▸ **DIRECTIONS**
Present everything in the material from the line containing "Decompose this screenshot" down to the line containing "86, 775, 100]", both lines included, as a Markdown table with the columns Row and Entry. Number each line under Row, and leave out any blank lines.

>> BEGIN TASK INPUTS

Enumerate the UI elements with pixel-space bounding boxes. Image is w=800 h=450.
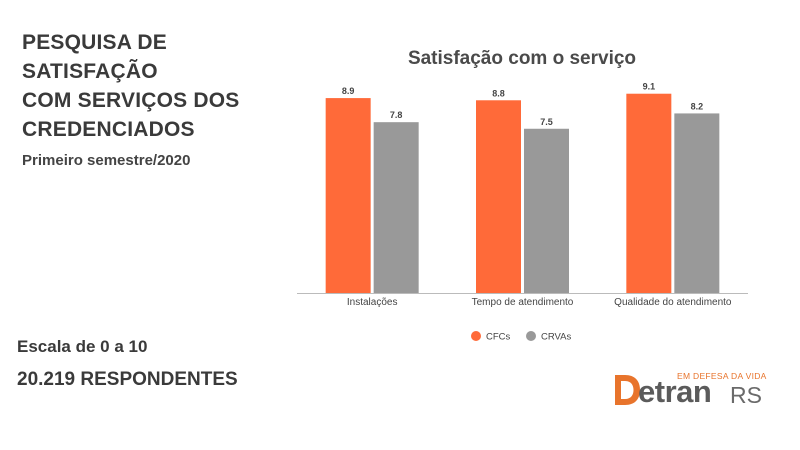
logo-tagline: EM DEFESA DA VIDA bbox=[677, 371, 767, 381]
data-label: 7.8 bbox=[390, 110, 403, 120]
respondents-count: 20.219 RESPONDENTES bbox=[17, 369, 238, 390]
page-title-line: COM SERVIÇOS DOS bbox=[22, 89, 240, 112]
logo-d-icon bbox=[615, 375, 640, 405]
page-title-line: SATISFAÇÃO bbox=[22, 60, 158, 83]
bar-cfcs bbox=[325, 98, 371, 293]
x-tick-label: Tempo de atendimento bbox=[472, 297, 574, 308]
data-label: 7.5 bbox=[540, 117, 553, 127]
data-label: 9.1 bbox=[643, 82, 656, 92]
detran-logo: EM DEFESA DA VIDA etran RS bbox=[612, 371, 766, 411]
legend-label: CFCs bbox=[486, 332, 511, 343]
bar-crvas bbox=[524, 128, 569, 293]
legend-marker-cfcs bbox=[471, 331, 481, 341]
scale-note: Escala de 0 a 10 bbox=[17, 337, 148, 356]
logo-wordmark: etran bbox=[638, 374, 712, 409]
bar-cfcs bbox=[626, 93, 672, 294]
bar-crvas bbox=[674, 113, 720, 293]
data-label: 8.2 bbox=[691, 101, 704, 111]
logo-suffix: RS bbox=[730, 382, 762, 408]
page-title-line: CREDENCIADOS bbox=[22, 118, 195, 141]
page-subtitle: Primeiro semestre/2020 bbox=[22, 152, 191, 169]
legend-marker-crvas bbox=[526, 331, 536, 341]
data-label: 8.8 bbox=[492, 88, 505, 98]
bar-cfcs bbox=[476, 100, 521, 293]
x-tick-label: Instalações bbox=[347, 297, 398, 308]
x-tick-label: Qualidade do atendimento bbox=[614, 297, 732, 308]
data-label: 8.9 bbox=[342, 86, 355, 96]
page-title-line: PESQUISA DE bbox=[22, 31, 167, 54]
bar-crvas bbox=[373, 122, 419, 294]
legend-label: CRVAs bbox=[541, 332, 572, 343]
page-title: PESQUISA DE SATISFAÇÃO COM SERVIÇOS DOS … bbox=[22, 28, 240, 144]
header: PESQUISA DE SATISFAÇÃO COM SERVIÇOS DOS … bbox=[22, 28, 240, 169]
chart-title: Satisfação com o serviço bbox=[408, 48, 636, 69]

>> END TASK INPUTS
>> BEGIN TASK INPUTS

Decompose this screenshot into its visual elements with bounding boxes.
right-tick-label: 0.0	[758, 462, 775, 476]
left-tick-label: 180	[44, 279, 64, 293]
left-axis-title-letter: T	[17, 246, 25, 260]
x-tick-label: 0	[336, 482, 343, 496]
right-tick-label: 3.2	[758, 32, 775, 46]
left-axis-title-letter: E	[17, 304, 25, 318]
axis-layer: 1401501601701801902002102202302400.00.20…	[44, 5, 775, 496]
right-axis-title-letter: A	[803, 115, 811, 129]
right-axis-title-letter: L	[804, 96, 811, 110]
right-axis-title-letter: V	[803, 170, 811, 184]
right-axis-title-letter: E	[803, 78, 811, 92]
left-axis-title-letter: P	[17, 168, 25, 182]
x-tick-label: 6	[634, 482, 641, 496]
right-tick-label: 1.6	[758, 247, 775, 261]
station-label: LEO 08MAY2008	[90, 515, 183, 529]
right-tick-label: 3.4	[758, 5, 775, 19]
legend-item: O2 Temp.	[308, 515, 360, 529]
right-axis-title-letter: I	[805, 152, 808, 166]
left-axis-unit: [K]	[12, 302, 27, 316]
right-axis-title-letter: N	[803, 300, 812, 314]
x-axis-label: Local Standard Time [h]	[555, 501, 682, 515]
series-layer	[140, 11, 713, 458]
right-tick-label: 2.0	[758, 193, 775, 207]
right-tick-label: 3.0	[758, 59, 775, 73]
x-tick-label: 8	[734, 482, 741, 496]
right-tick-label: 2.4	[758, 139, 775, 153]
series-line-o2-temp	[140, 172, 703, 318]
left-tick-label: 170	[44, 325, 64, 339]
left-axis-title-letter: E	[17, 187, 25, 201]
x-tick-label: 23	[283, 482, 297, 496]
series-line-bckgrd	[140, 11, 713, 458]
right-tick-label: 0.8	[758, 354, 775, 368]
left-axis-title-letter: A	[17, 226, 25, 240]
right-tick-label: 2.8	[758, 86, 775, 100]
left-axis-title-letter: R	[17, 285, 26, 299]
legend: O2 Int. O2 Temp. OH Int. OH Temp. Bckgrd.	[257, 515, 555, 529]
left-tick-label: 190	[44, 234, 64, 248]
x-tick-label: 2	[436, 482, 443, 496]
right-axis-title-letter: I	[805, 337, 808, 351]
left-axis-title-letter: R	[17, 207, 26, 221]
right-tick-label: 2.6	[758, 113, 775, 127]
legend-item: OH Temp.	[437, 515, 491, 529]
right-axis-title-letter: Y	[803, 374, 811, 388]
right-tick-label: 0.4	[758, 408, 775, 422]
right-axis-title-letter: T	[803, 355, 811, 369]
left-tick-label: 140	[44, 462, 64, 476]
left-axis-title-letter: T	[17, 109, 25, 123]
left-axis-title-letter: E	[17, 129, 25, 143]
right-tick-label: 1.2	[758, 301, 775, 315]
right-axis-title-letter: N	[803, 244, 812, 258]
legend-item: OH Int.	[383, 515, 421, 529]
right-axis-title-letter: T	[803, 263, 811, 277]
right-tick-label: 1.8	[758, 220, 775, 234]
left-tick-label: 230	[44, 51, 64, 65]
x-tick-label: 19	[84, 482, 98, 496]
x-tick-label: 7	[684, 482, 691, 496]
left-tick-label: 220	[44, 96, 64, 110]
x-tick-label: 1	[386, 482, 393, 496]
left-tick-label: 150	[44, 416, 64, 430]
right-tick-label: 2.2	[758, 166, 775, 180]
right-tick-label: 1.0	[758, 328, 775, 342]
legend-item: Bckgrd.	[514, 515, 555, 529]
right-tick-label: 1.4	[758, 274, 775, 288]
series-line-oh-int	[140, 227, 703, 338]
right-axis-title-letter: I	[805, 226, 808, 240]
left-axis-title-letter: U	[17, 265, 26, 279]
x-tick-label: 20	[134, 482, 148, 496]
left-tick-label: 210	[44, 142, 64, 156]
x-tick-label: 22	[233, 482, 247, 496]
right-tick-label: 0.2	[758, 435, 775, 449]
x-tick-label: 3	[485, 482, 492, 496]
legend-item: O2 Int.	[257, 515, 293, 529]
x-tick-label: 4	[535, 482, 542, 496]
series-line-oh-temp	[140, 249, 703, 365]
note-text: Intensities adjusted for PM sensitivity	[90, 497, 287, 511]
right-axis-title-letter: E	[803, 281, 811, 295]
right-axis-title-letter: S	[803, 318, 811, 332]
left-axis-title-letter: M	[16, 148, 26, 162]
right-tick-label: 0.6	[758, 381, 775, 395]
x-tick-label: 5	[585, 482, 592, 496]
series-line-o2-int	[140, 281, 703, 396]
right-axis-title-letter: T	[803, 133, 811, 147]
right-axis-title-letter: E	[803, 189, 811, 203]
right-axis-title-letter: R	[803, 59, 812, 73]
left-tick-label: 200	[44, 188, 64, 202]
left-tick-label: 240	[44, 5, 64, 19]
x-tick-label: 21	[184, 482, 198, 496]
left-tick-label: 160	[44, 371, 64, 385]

>> END TASK INPUTS
>> BEGIN TASK INPUTS

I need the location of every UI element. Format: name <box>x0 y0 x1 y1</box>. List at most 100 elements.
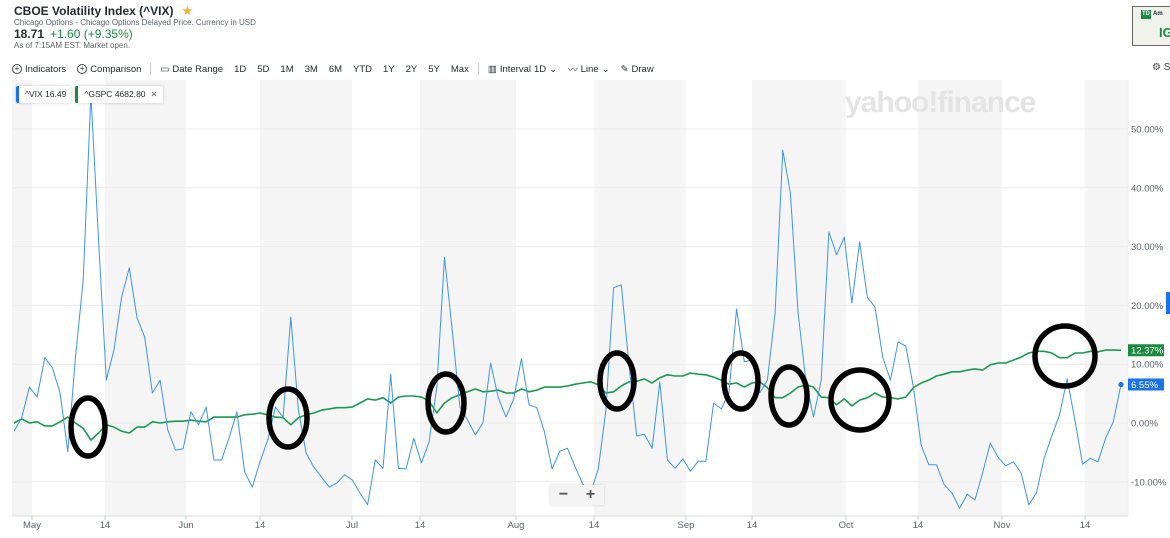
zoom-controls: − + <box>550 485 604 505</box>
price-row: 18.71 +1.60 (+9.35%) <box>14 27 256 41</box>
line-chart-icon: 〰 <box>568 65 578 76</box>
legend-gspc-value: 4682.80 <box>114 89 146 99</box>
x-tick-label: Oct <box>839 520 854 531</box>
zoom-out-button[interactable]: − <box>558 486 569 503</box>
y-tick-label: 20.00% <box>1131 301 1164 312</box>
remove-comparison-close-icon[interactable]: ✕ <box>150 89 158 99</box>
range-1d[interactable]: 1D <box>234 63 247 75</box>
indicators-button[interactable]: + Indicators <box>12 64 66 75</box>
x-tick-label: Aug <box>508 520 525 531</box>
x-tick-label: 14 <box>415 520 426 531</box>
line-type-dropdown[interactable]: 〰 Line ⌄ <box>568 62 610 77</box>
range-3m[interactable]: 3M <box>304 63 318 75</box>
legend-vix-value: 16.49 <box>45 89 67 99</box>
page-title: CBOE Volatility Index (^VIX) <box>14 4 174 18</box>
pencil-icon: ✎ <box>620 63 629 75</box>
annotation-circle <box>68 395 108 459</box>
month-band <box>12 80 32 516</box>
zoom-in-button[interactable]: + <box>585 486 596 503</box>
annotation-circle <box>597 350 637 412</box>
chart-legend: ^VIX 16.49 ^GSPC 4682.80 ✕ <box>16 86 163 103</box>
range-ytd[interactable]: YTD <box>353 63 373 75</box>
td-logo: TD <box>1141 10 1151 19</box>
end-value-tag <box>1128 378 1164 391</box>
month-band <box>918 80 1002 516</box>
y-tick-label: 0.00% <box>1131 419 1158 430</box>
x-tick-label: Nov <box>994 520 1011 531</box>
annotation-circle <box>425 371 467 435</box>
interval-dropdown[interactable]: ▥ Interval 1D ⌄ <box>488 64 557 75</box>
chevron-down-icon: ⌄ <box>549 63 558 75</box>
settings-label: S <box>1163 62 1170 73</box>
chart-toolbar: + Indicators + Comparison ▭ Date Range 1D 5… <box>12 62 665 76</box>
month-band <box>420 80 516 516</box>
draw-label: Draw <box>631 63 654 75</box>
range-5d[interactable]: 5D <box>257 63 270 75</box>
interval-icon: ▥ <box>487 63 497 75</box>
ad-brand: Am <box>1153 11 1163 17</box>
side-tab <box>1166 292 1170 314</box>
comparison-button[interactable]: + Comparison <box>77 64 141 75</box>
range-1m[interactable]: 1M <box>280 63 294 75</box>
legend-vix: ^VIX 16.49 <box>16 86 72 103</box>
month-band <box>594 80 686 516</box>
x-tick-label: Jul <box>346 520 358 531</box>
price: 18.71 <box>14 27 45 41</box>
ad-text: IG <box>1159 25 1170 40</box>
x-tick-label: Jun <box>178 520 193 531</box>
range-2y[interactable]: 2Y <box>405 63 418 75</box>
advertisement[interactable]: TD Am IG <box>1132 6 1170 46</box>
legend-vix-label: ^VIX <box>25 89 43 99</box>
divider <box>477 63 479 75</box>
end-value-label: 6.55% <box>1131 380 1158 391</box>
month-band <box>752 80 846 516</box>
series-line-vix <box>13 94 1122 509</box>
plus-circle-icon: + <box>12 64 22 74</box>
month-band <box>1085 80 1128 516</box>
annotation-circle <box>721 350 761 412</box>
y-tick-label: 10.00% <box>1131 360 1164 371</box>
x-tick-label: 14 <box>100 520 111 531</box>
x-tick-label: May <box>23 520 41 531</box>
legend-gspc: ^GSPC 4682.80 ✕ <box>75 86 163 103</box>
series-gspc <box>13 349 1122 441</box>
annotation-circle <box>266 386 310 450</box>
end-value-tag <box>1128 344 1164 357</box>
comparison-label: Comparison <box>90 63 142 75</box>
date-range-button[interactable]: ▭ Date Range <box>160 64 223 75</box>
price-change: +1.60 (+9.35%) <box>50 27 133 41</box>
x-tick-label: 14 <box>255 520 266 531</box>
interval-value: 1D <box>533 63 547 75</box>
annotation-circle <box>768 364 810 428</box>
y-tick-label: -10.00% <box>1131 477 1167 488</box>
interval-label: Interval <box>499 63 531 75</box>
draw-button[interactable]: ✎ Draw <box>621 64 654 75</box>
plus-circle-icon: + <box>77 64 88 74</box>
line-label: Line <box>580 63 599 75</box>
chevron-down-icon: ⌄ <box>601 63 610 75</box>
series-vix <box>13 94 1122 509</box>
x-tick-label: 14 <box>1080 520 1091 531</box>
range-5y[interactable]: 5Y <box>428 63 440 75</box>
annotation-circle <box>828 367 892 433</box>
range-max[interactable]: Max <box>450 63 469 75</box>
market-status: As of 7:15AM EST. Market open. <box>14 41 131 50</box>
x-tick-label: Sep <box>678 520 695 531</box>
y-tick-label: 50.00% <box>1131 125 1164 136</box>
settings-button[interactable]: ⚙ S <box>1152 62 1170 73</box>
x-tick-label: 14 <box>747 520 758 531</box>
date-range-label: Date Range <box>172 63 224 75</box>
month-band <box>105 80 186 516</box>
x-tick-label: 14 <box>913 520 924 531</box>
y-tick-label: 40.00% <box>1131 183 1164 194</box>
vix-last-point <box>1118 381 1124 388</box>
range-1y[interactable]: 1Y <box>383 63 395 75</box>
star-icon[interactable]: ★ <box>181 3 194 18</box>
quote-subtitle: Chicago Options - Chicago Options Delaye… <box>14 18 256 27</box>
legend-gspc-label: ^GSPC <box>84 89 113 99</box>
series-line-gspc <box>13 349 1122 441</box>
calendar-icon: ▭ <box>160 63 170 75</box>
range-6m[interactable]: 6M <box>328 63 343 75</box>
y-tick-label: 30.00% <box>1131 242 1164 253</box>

>> END TASK INPUTS

▸ **EXERCISE RESPONSE**
| Row | Entry |
|---|---|
| 1 | Decompose this screenshot into its visual elements with bounding boxes. |
| 2 | right-tick-label: 0.0	[758, 462, 775, 476] |
| 3 | left-tick-label: 180	[44, 279, 64, 293] |
| 4 | left-axis-title-letter: T	[17, 246, 25, 260] |
| 5 | x-tick-label: 0	[336, 482, 343, 496] |
| 6 | right-tick-label: 3.2	[758, 32, 775, 46] |
| 7 | left-axis-title-letter: E	[17, 304, 25, 318] |
| 8 | axis-layer: 1401501601701801902002102202302400.00.20…	[44, 5, 775, 496] |
| 9 | right-axis-title-letter: A	[803, 115, 811, 129] |
| 10 | right-axis-title-letter: L	[804, 96, 811, 110] |
| 11 | right-axis-title-letter: V	[803, 170, 811, 184] |
| 12 | right-axis-title-letter: E	[803, 78, 811, 92] |
| 13 | left-axis-title-letter: P	[17, 168, 25, 182] |
| 14 | x-tick-label: 6	[634, 482, 641, 496] |
| 15 | right-tick-label: 1.6	[758, 247, 775, 261] |
| 16 | station-label: LEO 08MAY2008	[90, 515, 183, 529] |
| 17 | right-tick-label: 3.4	[758, 5, 775, 19] |
| 18 | legend-item: O2 Temp.	[308, 515, 360, 529] |
| 19 | right-axis-title-letter: I	[805, 152, 808, 166] |
| 20 | left-axis-unit: [K]	[12, 302, 27, 316] |
| 21 | right-axis-title-letter: N	[803, 300, 812, 314] |
| 22 | x-axis-label: Local Standard Time [h]	[555, 501, 682, 515] |
| 23 | series-layer	[140, 11, 713, 458] |
| 24 | right-tick-label: 2.0	[758, 193, 775, 207] |
| 25 | right-tick-label: 3.0	[758, 59, 775, 73] |
| 26 | x-tick-label: 8	[734, 482, 741, 496] |
| 27 | right-tick-label: 2.4	[758, 139, 775, 153] |
| 28 | series-line-o2-temp	[140, 172, 703, 318] |
| 29 | left-tick-label: 170	[44, 325, 64, 339] |
| 30 | left-axis-title-letter: E	[17, 187, 25, 201] |
| 31 | x-tick-label: 23	[283, 482, 297, 496] |
| 32 | series-line-bckgrd	[140, 11, 713, 458] |
| 33 | right-tick-label: 0.8	[758, 354, 775, 368] |
| 34 | left-axis-title-letter: A	[17, 226, 25, 240] |
| 35 | right-tick-label: 2.8	[758, 86, 775, 100] |